**Directions:** Set down all of the data that follows word for word, without the images.

»»

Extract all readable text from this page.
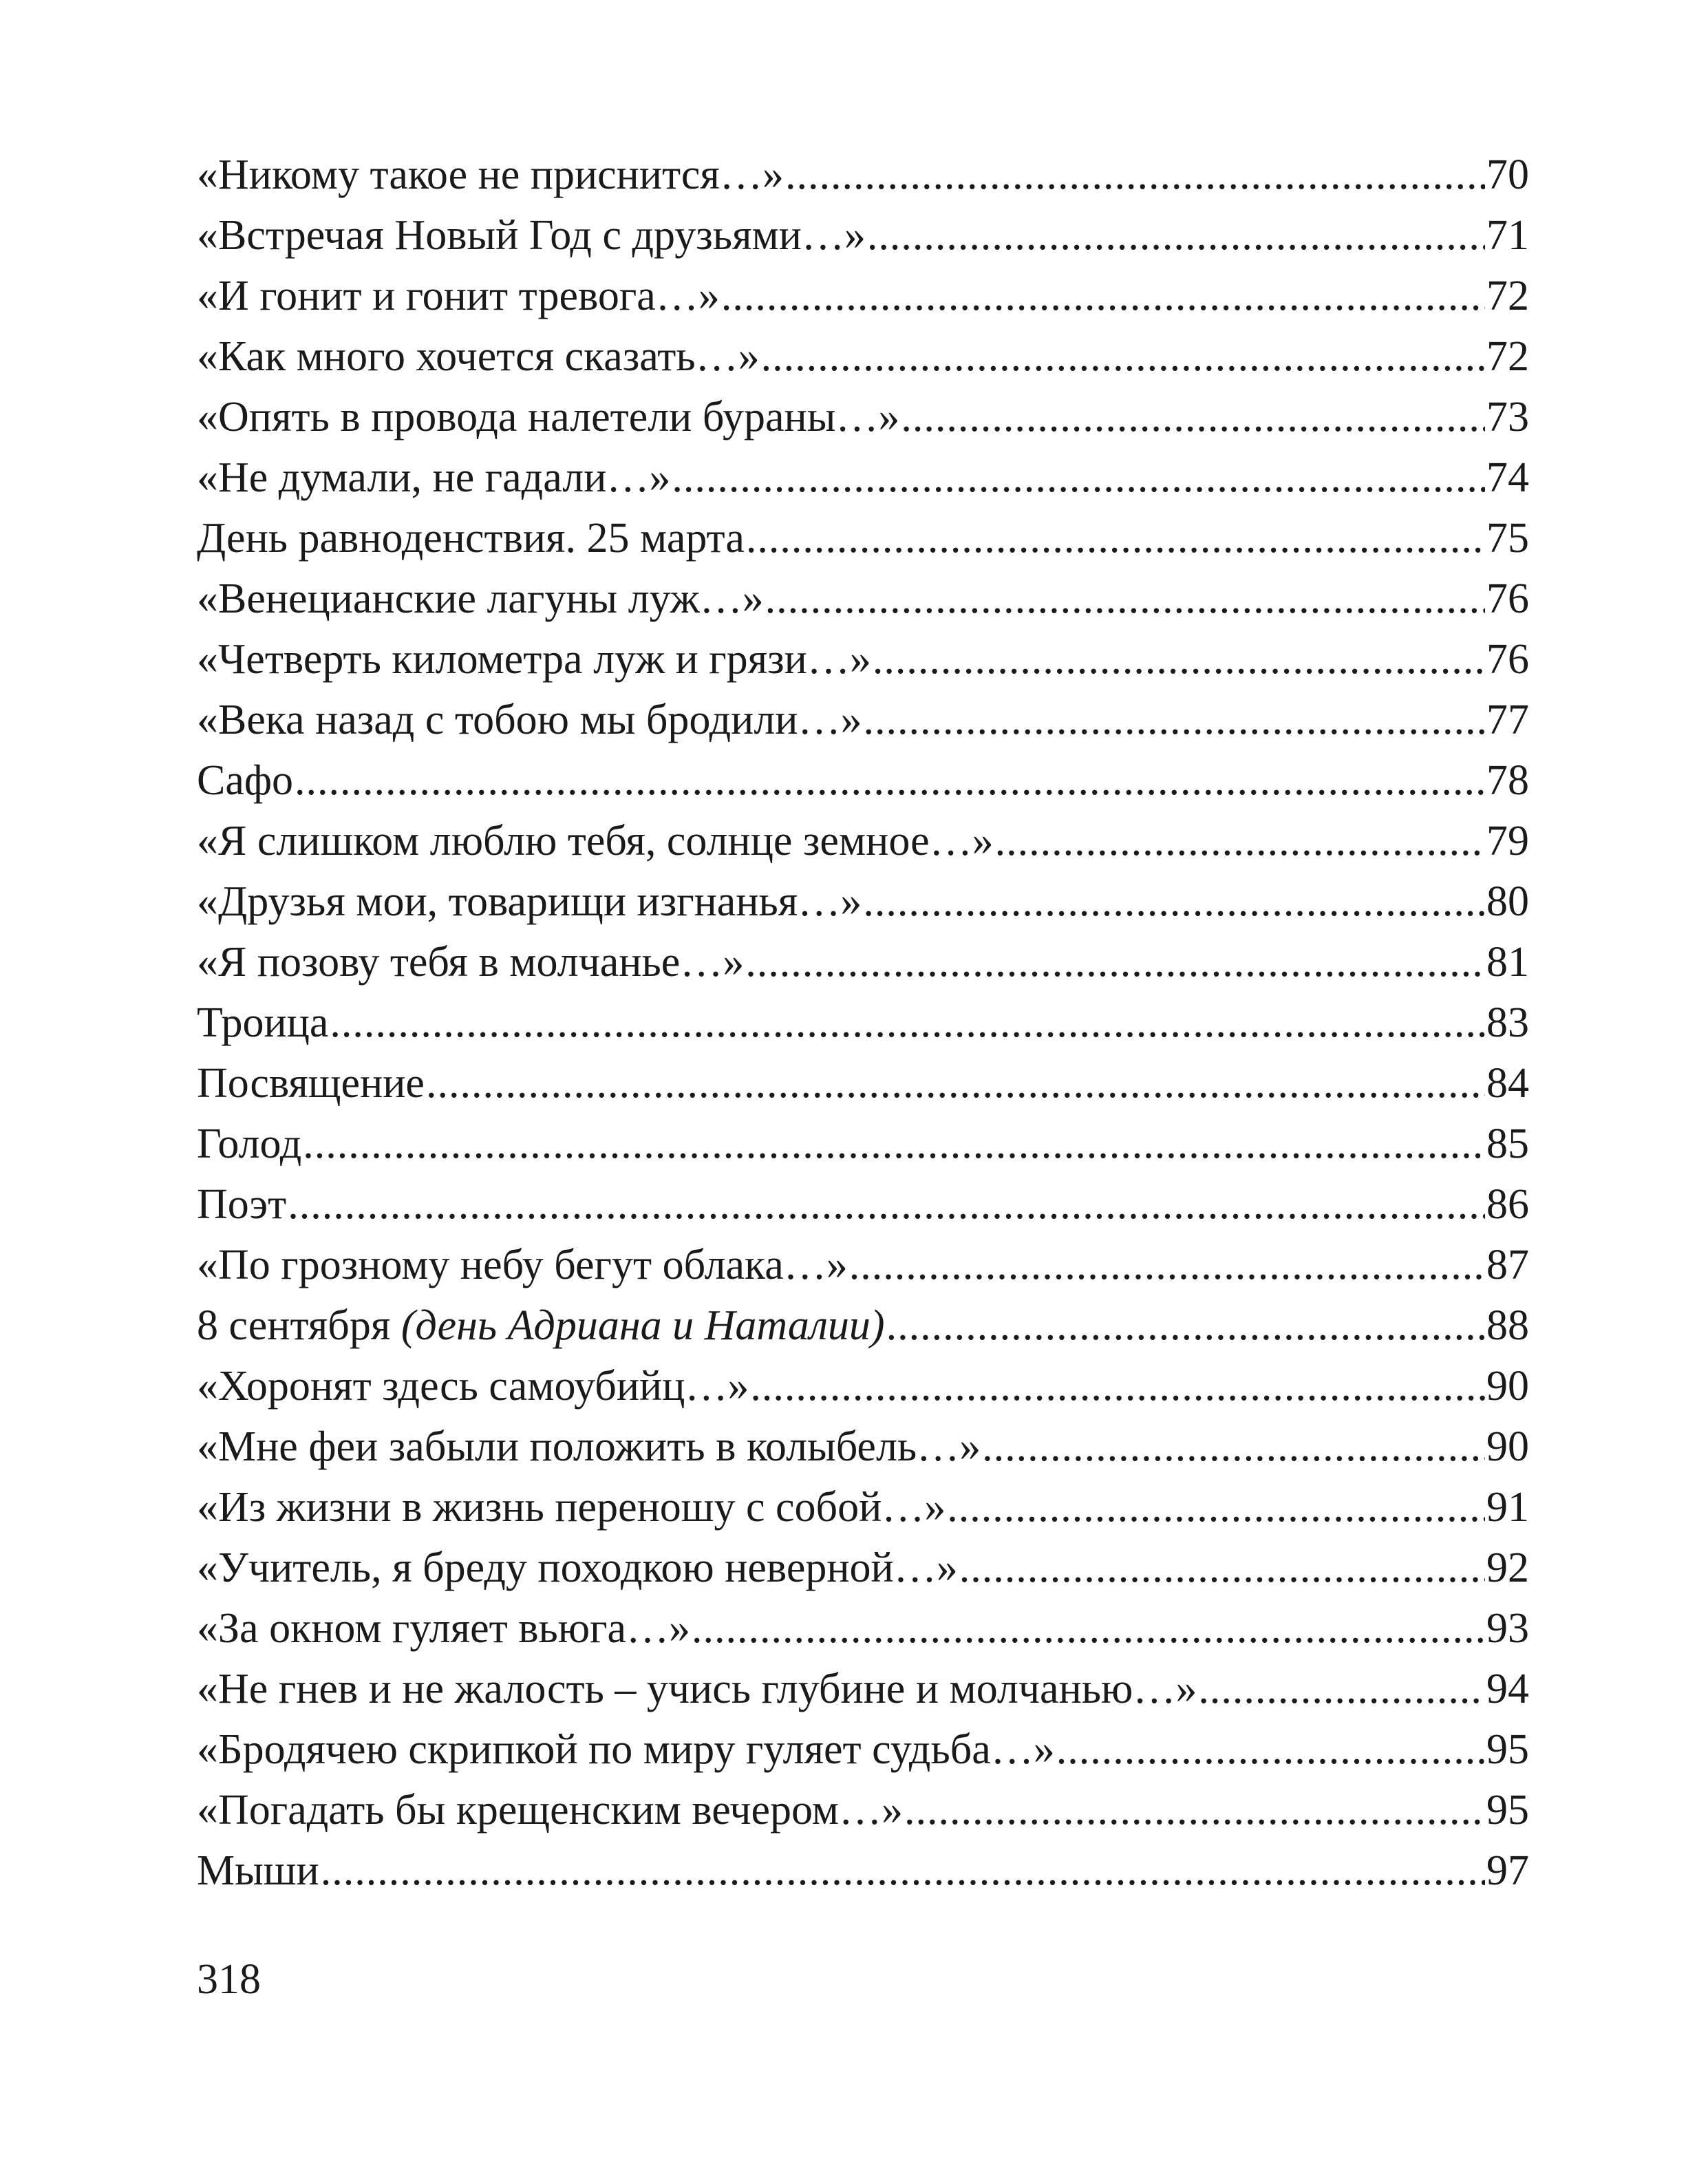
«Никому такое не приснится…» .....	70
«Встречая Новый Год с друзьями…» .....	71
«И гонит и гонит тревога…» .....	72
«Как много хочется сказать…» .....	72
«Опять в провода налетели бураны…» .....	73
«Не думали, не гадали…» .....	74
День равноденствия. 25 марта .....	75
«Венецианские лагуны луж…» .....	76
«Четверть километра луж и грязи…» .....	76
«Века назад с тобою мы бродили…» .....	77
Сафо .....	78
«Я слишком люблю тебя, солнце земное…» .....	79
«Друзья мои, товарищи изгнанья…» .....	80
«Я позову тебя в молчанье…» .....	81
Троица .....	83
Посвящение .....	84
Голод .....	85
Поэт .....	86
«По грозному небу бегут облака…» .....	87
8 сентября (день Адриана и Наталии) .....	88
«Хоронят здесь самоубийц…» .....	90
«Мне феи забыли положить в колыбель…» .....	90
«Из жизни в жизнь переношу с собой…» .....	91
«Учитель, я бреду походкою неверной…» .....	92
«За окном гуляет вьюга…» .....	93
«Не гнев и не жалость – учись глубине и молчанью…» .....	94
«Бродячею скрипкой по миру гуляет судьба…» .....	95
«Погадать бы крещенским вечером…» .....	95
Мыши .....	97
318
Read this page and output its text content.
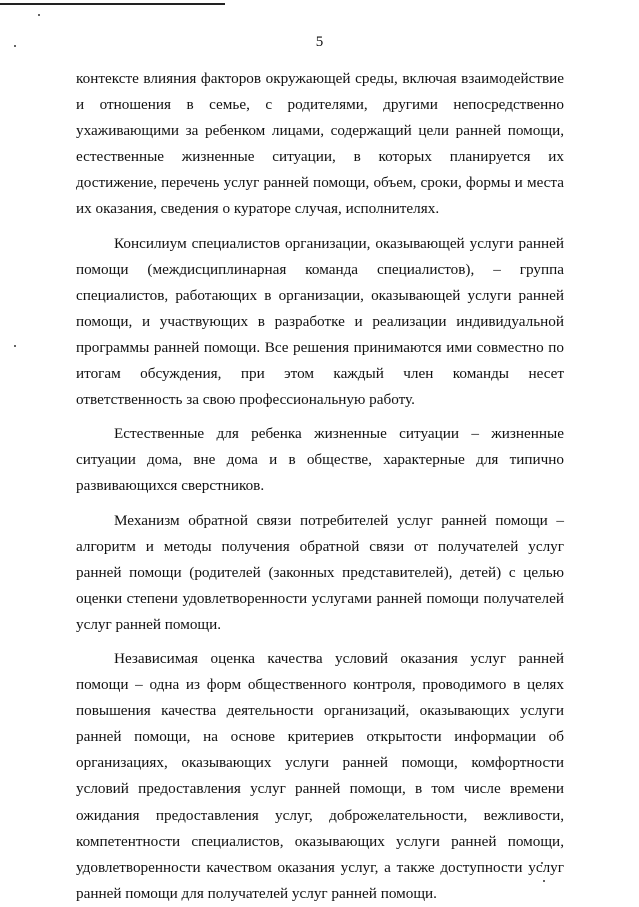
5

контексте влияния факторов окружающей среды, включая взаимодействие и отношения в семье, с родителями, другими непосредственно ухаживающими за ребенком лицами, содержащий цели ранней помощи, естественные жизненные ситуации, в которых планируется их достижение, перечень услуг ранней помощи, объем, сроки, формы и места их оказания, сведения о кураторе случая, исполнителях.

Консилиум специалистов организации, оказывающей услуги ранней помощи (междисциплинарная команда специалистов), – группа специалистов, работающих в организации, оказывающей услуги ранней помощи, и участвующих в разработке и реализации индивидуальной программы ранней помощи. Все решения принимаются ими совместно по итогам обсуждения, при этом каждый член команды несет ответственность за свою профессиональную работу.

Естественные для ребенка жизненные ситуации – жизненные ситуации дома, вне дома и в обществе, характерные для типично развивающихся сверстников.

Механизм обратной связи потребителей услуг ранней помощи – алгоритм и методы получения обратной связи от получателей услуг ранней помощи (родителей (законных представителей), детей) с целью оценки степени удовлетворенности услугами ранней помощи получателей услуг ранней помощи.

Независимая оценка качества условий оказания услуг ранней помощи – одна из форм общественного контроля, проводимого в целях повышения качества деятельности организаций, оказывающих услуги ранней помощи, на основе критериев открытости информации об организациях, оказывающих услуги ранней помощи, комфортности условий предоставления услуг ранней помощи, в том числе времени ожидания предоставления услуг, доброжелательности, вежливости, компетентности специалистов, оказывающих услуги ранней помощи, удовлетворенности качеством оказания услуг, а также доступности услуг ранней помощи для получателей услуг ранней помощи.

««

**Exercise answer:**
Extract all readable text from this page.
«Никому такое не приснится…» .....	70
«Встречая Новый Год с друзьями…» .....	71
«И гонит и гонит тревога…» .....	72
«Как много хочется сказать…» .....	72
«Опять в провода налетели бураны…» .....	73
«Не думали, не гадали…» .....	74
День равноденствия. 25 марта .....	75
«Венецианские лагуны луж…» .....	76
«Четверть километра луж и грязи…» .....	76
«Века назад с тобою мы бродили…» .....	77
Сафо .....	78
«Я слишком люблю тебя, солнце земное…» .....	79
«Друзья мои, товарищи изгнанья…» .....	80
«Я позову тебя в молчанье…» .....	81
Троица .....	83
Посвящение .....	84
Голод .....	85
Поэт .....	86
«По грозному небу бегут облака…» .....	87
8 сентября (день Адриана и Наталии) .....	88
«Хоронят здесь самоубийц…» .....	90
«Мне феи забыли положить в колыбель…» .....	90
«Из жизни в жизнь переношу с собой…» .....	91
«Учитель, я бреду походкою неверной…» .....	92
«За окном гуляет вьюга…» .....	93
«Не гнев и не жалость – учись глубине и молчанью…» .....	94
«Бродячею скрипкой по миру гуляет судьба…» .....	95
«Погадать бы крещенским вечером…» .....	95
Мыши .....	97
318
Read this page and output its text content.
5

контексте влияния факторов окружающей среды, включая взаимодействие и отношения в семье, с родителями, другими непосредственно ухаживающими за ребенком лицами, содержащий цели ранней помощи, естественные жизненные ситуации, в которых планируется их достижение, перечень услуг ранней помощи, объем, сроки, формы и места их оказания, сведения о кураторе случая, исполнителях.

Консилиум специалистов организации, оказывающей услуги ранней помощи (междисциплинарная команда специалистов), – группа специалистов, работающих в организации, оказывающей услуги ранней помощи, и участвующих в разработке и реализации индивидуальной программы ранней помощи. Все решения принимаются ими совместно по итогам обсуждения, при этом каждый член команды несет ответственность за свою профессиональную работу.

Естественные для ребенка жизненные ситуации – жизненные ситуации дома, вне дома и в обществе, характерные для типично развивающихся сверстников.

Механизм обратной связи потребителей услуг ранней помощи – алгоритм и методы получения обратной связи от получателей услуг ранней помощи (родителей (законных представителей), детей) с целью оценки степени удовлетворенности услугами ранней помощи получателей услуг ранней помощи.

Независимая оценка качества условий оказания услуг ранней помощи – одна из форм общественного контроля, проводимого в целях повышения качества деятельности организаций, оказывающих услуги ранней помощи, на основе критериев открытости информации об организациях, оказывающих услуги ранней помощи, комфортности условий предоставления услуг ранней помощи, в том числе времени ожидания предоставления услуг, доброжелательности, вежливости, компетентности специалистов, оказывающих услуги ранней помощи, удовлетворенности качеством оказания услуг, а также доступности услуг ранней помощи для получателей услуг ранней помощи.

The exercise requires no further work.